Exactly as written, quote every line that follows, skipping the images.

=== Given records ===
=======

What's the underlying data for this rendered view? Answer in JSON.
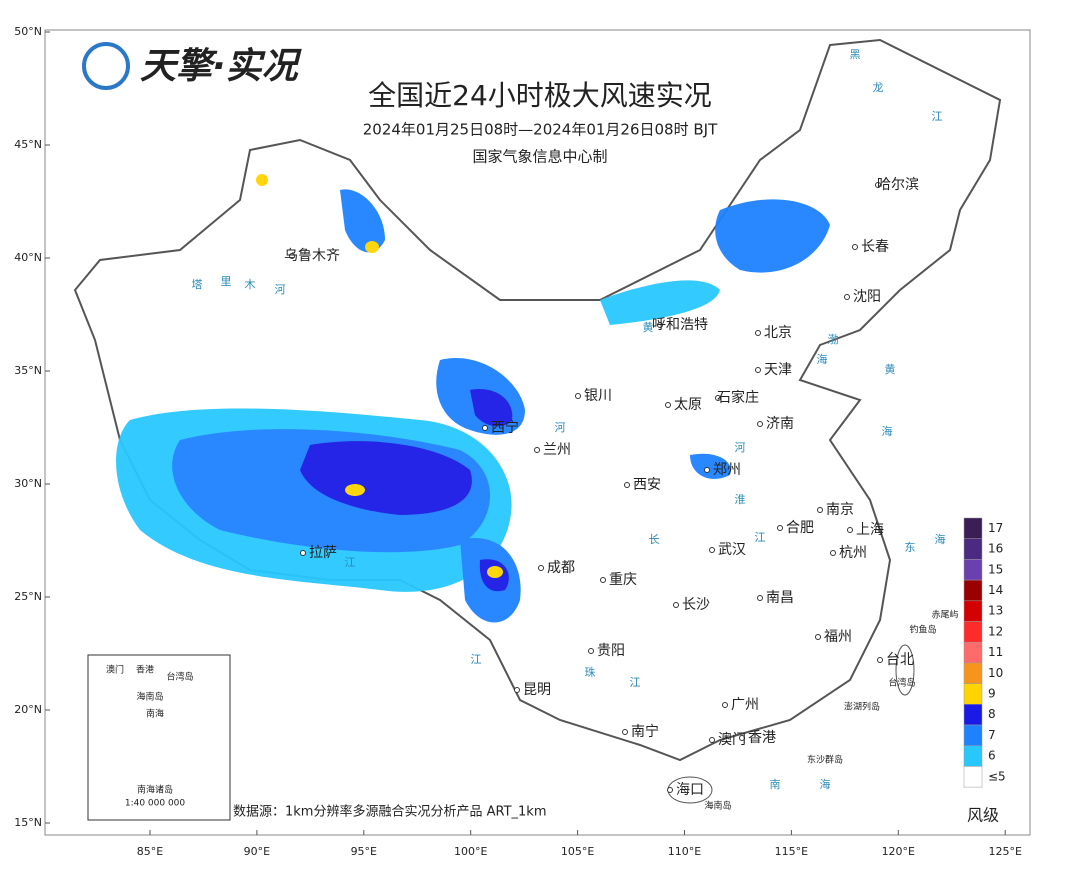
{
  "logo": "天擎·实况",
  "title": "全国近24小时极大风速实况",
  "subtitle": "2024年01月25日08时—2024年01月26日08时 BJT",
  "producer": "国家气象信息中心制",
  "source": "数据源：1km分辨率多源融合实况分析产品 ART_1km",
  "lat_labels": [
    "50°N",
    "45°N",
    "40°N",
    "35°N",
    "30°N",
    "25°N",
    "20°N",
    "15°N"
  ],
  "lon_labels": [
    "85°E",
    "90°E",
    "95°E",
    "100°E",
    "105°E",
    "110°E",
    "115°E",
    "120°E",
    "125°E"
  ],
  "cities": [
    "哈尔滨",
    "长春",
    "沈阳",
    "乌鲁木齐",
    "呼和浩特",
    "北京",
    "天津",
    "石家庄",
    "太原",
    "银川",
    "西宁",
    "兰州",
    "济南",
    "郑州",
    "西安",
    "南京",
    "合肥",
    "上海",
    "杭州",
    "武汉",
    "成都",
    "重庆",
    "长沙",
    "南昌",
    "福州",
    "台北",
    "贵阳",
    "昆明",
    "拉萨",
    "南宁",
    "广州",
    "香港",
    "澳门",
    "海口"
  ],
  "water_labels": [
    "塔",
    "里",
    "木",
    "河",
    "黄",
    "河",
    "河",
    "长",
    "江",
    "江",
    "珠",
    "江",
    "江",
    "淮",
    "渤",
    "海",
    "黄",
    "海",
    "东",
    "海",
    "南",
    "海",
    "黑",
    "龙",
    "江"
  ],
  "islands": [
    "赤尾屿",
    "钓鱼岛",
    "台湾岛",
    "澎湖列岛",
    "东沙群岛",
    "海南岛"
  ],
  "inset": {
    "labels": [
      "澳门",
      "香港",
      "台湾岛",
      "海南岛",
      "南海",
      "南海诸岛",
      "1:40 000 000"
    ]
  },
  "legend": {
    "title": "风级",
    "levels": [
      {
        "label": "17",
        "color": "#3b1e56"
      },
      {
        "label": "16",
        "color": "#4b2a82"
      },
      {
        "label": "15",
        "color": "#6a3fb0"
      },
      {
        "label": "14",
        "color": "#9b0000"
      },
      {
        "label": "13",
        "color": "#d40000"
      },
      {
        "label": "12",
        "color": "#ff2a2a"
      },
      {
        "label": "11",
        "color": "#ff6a6a"
      },
      {
        "label": "10",
        "color": "#f7941d"
      },
      {
        "label": "9",
        "color": "#ffd400"
      },
      {
        "label": "8",
        "color": "#1a1ae6"
      },
      {
        "label": "7",
        "color": "#1e82ff"
      },
      {
        "label": "6",
        "color": "#28c8ff"
      },
      {
        "label": "≤5",
        "color": "#ffffff"
      }
    ]
  }
}
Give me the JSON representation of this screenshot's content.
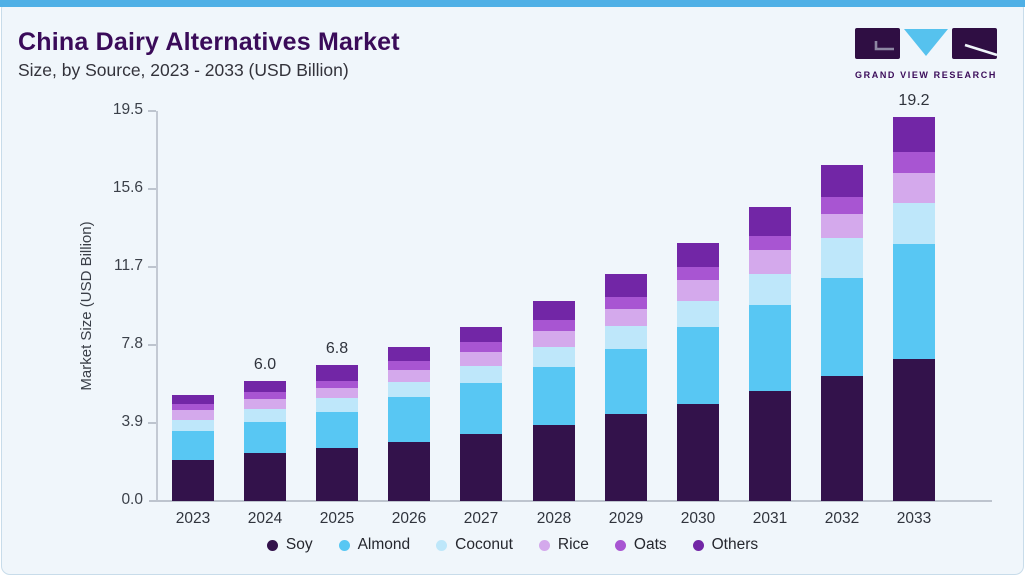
{
  "header": {
    "title": "China Dairy Alternatives Market",
    "subtitle": "Size, by Source, 2023 - 2033 (USD Billion)"
  },
  "logo": {
    "text": "GRAND VIEW RESEARCH",
    "mark_dark": "#2F0E43",
    "mark_blue": "#56C2EE"
  },
  "theme": {
    "accent_bar": "#4FB0E6",
    "card_background": "#F0F6FB",
    "card_border": "#C8DCEA",
    "title_color": "#3A0B59",
    "axis_color": "#BDC4CE"
  },
  "chart_data": {
    "type": "bar",
    "stacked": true,
    "title": "China Dairy Alternatives Market Size, by Source, 2023 - 2033 (USD Billion)",
    "ylabel": "Market Size (USD Billion)",
    "xlabel": "",
    "ylim": [
      0,
      19.5
    ],
    "yticks": [
      0.0,
      3.9,
      7.8,
      11.7,
      15.6,
      19.5
    ],
    "ytick_labels": [
      "0.0",
      "3.9",
      "7.8",
      "11.7",
      "15.6",
      "19.5"
    ],
    "grid": false,
    "legend_position": "bottom",
    "categories": [
      "2023",
      "2024",
      "2025",
      "2026",
      "2027",
      "2028",
      "2029",
      "2030",
      "2031",
      "2032",
      "2033"
    ],
    "series": [
      {
        "name": "Soy",
        "color": "#33124B",
        "values": [
          2.05,
          2.4,
          2.66,
          2.97,
          3.37,
          3.82,
          4.37,
          4.87,
          5.48,
          6.23,
          7.09
        ]
      },
      {
        "name": "Almond",
        "color": "#58C7F3",
        "values": [
          1.45,
          1.57,
          1.81,
          2.21,
          2.51,
          2.86,
          3.22,
          3.82,
          4.32,
          4.92,
          5.78
        ]
      },
      {
        "name": "Coconut",
        "color": "#BEE7FA",
        "values": [
          0.55,
          0.64,
          0.7,
          0.75,
          0.85,
          1.0,
          1.16,
          1.31,
          1.56,
          2.01,
          2.01
        ]
      },
      {
        "name": "Rice",
        "color": "#D4A9EC",
        "values": [
          0.5,
          0.5,
          0.5,
          0.6,
          0.7,
          0.8,
          0.85,
          1.06,
          1.21,
          1.21,
          1.51
        ]
      },
      {
        "name": "Oats",
        "color": "#A855D2",
        "values": [
          0.3,
          0.36,
          0.35,
          0.45,
          0.5,
          0.55,
          0.6,
          0.65,
          0.7,
          0.85,
          1.06
        ]
      },
      {
        "name": "Others",
        "color": "#7226A6",
        "values": [
          0.45,
          0.53,
          0.78,
          0.72,
          0.77,
          0.97,
          1.16,
          1.21,
          1.41,
          1.56,
          1.76
        ]
      }
    ],
    "totals": [
      5.3,
      6.0,
      6.8,
      7.7,
      8.7,
      10.0,
      11.4,
      12.9,
      14.7,
      16.8,
      19.2
    ],
    "bar_total_labels": {
      "2024": "6.0",
      "2025": "6.8",
      "2033": "19.2"
    }
  }
}
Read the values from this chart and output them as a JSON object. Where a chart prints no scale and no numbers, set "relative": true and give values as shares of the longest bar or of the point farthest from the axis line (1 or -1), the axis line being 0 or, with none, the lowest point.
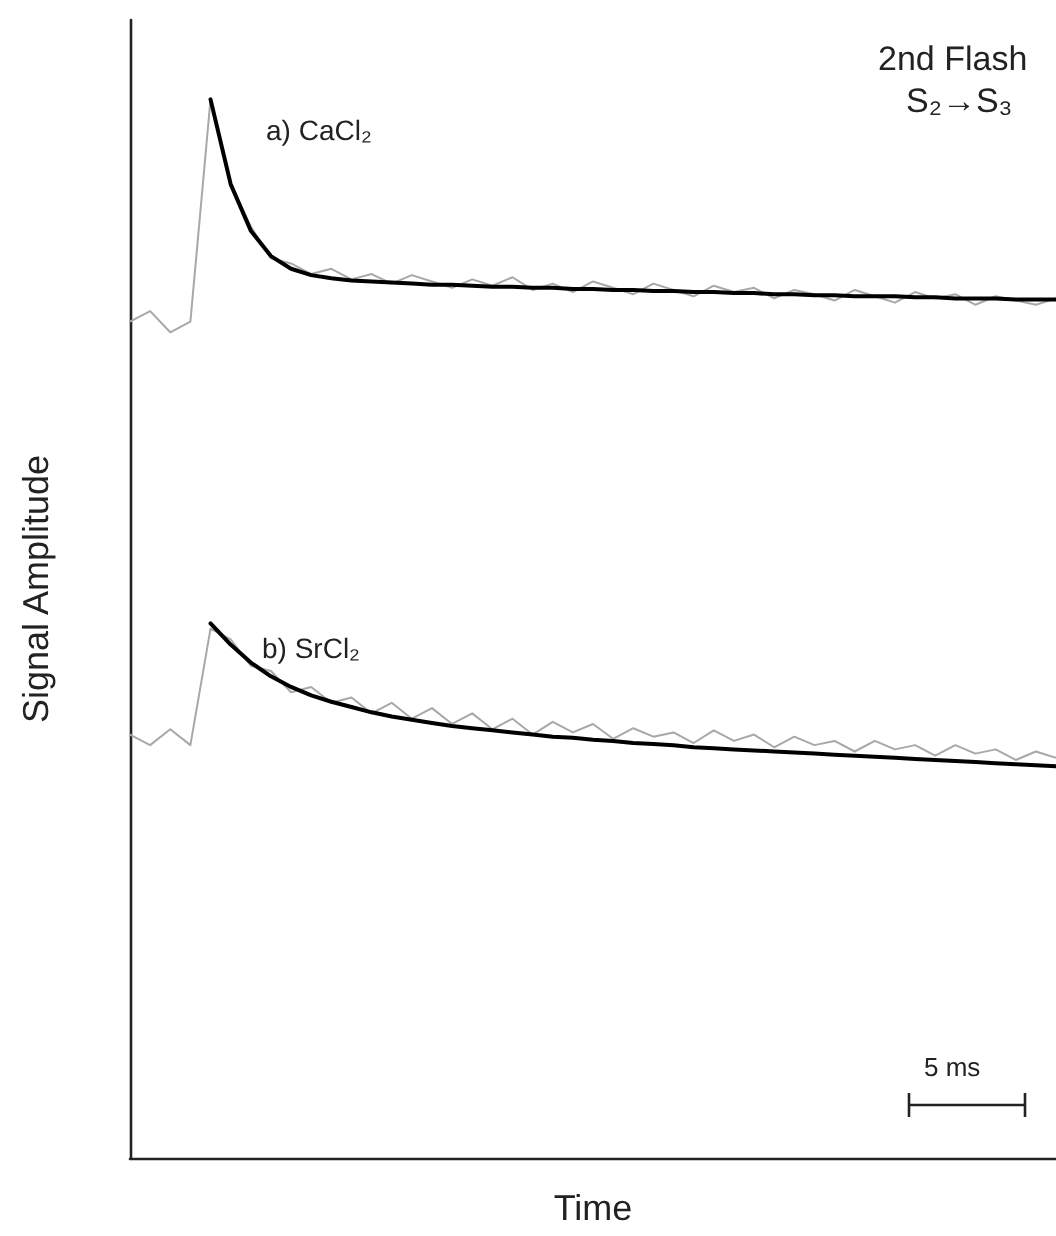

=======

=== Complete answer ===
What's the underlying data for this rendered view? Answer in JSON.
{
  "logo": "天擎·实况",
  "title": "全国近24小时极大风速实况",
  "subtitle": "2024年01月25日08时—2024年01月26日08时 BJT",
  "producer": "国家气象信息中心制",
  "source": "数据源：1km分辨率多源融合实况分析产品 ART_1km",
  "lat_labels": [
    "50°N",
    "45°N",
    "40°N",
    "35°N",
    "30°N",
    "25°N",
    "20°N",
    "15°N"
  ],
  "lon_labels": [
    "85°E",
    "90°E",
    "95°E",
    "100°E",
    "105°E",
    "110°E",
    "115°E",
    "120°E",
    "125°E"
  ],
  "cities": [
    "哈尔滨",
    "长春",
    "沈阳",
    "乌鲁木齐",
    "呼和浩特",
    "北京",
    "天津",
    "石家庄",
    "太原",
    "银川",
    "西宁",
    "兰州",
    "济南",
    "郑州",
    "西安",
    "南京",
    "合肥",
    "上海",
    "杭州",
    "武汉",
    "成都",
    "重庆",
    "长沙",
    "南昌",
    "福州",
    "台北",
    "贵阳",
    "昆明",
    "拉萨",
    "南宁",
    "广州",
    "香港",
    "澳门",
    "海口"
  ],
  "water_labels": [
    "塔",
    "里",
    "木",
    "河",
    "黄",
    "河",
    "河",
    "长",
    "江",
    "江",
    "珠",
    "江",
    "江",
    "淮",
    "渤",
    "海",
    "黄",
    "海",
    "东",
    "海",
    "南",
    "海",
    "黑",
    "龙",
    "江"
  ],
  "islands": [
    "赤尾屿",
    "钓鱼岛",
    "台湾岛",
    "澎湖列岛",
    "东沙群岛",
    "海南岛"
  ],
  "inset": {
    "labels": [
      "澳门",
      "香港",
      "台湾岛",
      "海南岛",
      "南海",
      "南海诸岛",
      "1:40 000 000"
    ]
  },
  "legend": {
    "title": "风级",
    "levels": [
      {
        "label": "17",
        "color": "#3b1e56"
      },
      {
        "label": "16",
        "color": "#4b2a82"
      },
      {
        "label": "15",
        "color": "#6a3fb0"
      },
      {
        "label": "14",
        "color": "#9b0000"
      },
      {
        "label": "13",
        "color": "#d40000"
      },
      {
        "label": "12",
        "color": "#ff2a2a"
      },
      {
        "label": "11",
        "color": "#ff6a6a"
      },
      {
        "label": "10",
        "color": "#f7941d"
      },
      {
        "label": "9",
        "color": "#ffd400"
      },
      {
        "label": "8",
        "color": "#1a1ae6"
      },
      {
        "label": "7",
        "color": "#1e82ff"
      },
      {
        "label": "6",
        "color": "#28c8ff"
      },
      {
        "label": "≤5",
        "color": "#ffffff"
      }
    ]
  }
}
Give me the JSON representation of this screenshot's content.
{
  "header": {
    "title": "China Dairy Alternatives Market",
    "subtitle": "Size, by Source, 2023 - 2033 (USD Billion)"
  },
  "logo": {
    "text": "GRAND VIEW RESEARCH",
    "mark_dark": "#2F0E43",
    "mark_blue": "#56C2EE"
  },
  "theme": {
    "accent_bar": "#4FB0E6",
    "card_background": "#F0F6FB",
    "card_border": "#C8DCEA",
    "title_color": "#3A0B59",
    "axis_color": "#BDC4CE"
  },
  "chart_data": {
    "type": "bar",
    "stacked": true,
    "title": "China Dairy Alternatives Market Size, by Source, 2023 - 2033 (USD Billion)",
    "ylabel": "Market Size (USD Billion)",
    "xlabel": "",
    "ylim": [
      0,
      19.5
    ],
    "yticks": [
      0.0,
      3.9,
      7.8,
      11.7,
      15.6,
      19.5
    ],
    "ytick_labels": [
      "0.0",
      "3.9",
      "7.8",
      "11.7",
      "15.6",
      "19.5"
    ],
    "grid": false,
    "legend_position": "bottom",
    "categories": [
      "2023",
      "2024",
      "2025",
      "2026",
      "2027",
      "2028",
      "2029",
      "2030",
      "2031",
      "2032",
      "2033"
    ],
    "series": [
      {
        "name": "Soy",
        "color": "#33124B",
        "values": [
          2.05,
          2.4,
          2.66,
          2.97,
          3.37,
          3.82,
          4.37,
          4.87,
          5.48,
          6.23,
          7.09
        ]
      },
      {
        "name": "Almond",
        "color": "#58C7F3",
        "values": [
          1.45,
          1.57,
          1.81,
          2.21,
          2.51,
          2.86,
          3.22,
          3.82,
          4.32,
          4.92,
          5.78
        ]
      },
      {
        "name": "Coconut",
        "color": "#BEE7FA",
        "values": [
          0.55,
          0.64,
          0.7,
          0.75,
          0.85,
          1.0,
          1.16,
          1.31,
          1.56,
          2.01,
          2.01
        ]
      },
      {
        "name": "Rice",
        "color": "#D4A9EC",
        "values": [
          0.5,
          0.5,
          0.5,
          0.6,
          0.7,
          0.8,
          0.85,
          1.06,
          1.21,
          1.21,
          1.51
        ]
      },
      {
        "name": "Oats",
        "color": "#A855D2",
        "values": [
          0.3,
          0.36,
          0.35,
          0.45,
          0.5,
          0.55,
          0.6,
          0.65,
          0.7,
          0.85,
          1.06
        ]
      },
      {
        "name": "Others",
        "color": "#7226A6",
        "values": [
          0.45,
          0.53,
          0.78,
          0.72,
          0.77,
          0.97,
          1.16,
          1.21,
          1.41,
          1.56,
          1.76
        ]
      }
    ],
    "totals": [
      5.3,
      6.0,
      6.8,
      7.7,
      8.7,
      10.0,
      11.4,
      12.9,
      14.7,
      16.8,
      19.2
    ],
    "bar_total_labels": {
      "2024": "6.0",
      "2025": "6.8",
      "2033": "19.2"
    }
  }
}
Read the values from this chart and output them as a JSON object. Where a chart prints no scale and no numbers, set "relative": true and give values as shares of the longest bar or of the point farthest from the axis line (1 or -1), the axis line being 0 or, with none, the lowest point.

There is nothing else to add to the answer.